GIVEN REQUEST – From the entries below, list each line with "Wireless".

A run of records:
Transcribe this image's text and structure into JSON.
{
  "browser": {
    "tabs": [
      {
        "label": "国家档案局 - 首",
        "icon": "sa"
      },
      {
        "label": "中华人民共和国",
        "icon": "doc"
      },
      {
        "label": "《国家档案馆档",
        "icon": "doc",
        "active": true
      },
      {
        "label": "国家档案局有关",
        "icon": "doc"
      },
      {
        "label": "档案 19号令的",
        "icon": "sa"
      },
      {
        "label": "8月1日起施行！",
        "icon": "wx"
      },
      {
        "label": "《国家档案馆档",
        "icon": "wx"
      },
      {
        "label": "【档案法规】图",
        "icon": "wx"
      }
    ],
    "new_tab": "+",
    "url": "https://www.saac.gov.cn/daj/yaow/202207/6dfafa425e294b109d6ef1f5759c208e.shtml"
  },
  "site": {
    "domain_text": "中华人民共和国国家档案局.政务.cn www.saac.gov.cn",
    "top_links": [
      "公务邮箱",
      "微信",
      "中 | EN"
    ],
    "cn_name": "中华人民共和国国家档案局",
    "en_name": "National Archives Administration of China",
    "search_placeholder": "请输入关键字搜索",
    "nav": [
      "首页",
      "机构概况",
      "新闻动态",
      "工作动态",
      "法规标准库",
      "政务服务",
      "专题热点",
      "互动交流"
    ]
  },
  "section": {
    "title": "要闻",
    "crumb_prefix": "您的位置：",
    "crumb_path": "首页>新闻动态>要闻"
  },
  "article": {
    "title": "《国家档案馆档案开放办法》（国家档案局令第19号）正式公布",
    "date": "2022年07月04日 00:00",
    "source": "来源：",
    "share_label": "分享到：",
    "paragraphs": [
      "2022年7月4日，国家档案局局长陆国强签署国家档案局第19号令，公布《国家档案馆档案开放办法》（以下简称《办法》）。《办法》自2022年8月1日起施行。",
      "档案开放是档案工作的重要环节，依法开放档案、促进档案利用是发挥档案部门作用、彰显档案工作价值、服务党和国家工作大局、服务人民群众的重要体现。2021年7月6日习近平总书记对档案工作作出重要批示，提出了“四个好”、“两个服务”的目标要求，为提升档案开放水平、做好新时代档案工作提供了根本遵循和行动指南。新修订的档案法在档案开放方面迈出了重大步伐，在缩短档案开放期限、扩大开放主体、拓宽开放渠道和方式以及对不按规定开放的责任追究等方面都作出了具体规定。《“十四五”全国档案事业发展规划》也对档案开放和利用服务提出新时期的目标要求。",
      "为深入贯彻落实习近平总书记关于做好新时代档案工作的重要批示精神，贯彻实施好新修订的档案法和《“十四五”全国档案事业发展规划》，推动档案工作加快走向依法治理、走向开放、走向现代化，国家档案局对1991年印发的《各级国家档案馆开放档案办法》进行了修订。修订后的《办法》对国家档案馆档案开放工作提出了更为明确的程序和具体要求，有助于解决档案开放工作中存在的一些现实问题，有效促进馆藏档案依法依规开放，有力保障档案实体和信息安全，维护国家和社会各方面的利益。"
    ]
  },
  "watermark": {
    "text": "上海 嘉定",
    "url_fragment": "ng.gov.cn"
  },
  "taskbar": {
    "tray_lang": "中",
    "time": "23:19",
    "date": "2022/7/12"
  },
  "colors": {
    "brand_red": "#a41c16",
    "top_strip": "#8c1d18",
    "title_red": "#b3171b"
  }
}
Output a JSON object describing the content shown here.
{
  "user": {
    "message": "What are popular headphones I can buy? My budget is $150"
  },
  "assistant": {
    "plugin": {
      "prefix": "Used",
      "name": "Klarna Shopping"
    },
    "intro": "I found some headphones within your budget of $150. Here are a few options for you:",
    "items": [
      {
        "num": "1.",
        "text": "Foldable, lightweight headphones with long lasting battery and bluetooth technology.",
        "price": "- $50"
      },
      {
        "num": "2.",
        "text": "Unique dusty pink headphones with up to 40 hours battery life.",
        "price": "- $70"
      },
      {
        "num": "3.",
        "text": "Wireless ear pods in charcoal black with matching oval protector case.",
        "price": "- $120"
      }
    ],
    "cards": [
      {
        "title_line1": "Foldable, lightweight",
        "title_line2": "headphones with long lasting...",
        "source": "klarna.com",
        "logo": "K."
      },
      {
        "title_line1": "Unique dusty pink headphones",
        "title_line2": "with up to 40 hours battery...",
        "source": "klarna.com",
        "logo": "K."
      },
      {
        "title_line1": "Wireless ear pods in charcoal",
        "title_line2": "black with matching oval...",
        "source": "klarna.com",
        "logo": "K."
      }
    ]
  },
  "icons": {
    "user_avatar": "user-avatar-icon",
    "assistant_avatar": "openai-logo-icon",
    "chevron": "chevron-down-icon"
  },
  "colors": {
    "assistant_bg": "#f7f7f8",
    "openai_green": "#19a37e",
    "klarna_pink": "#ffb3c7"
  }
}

SOLUTION TO THE PROBLEM –
        "text": "Wireless ear pods in charcoal black with matching oval protector case.",
        "title_line1": "Wireless ear pods in charcoal",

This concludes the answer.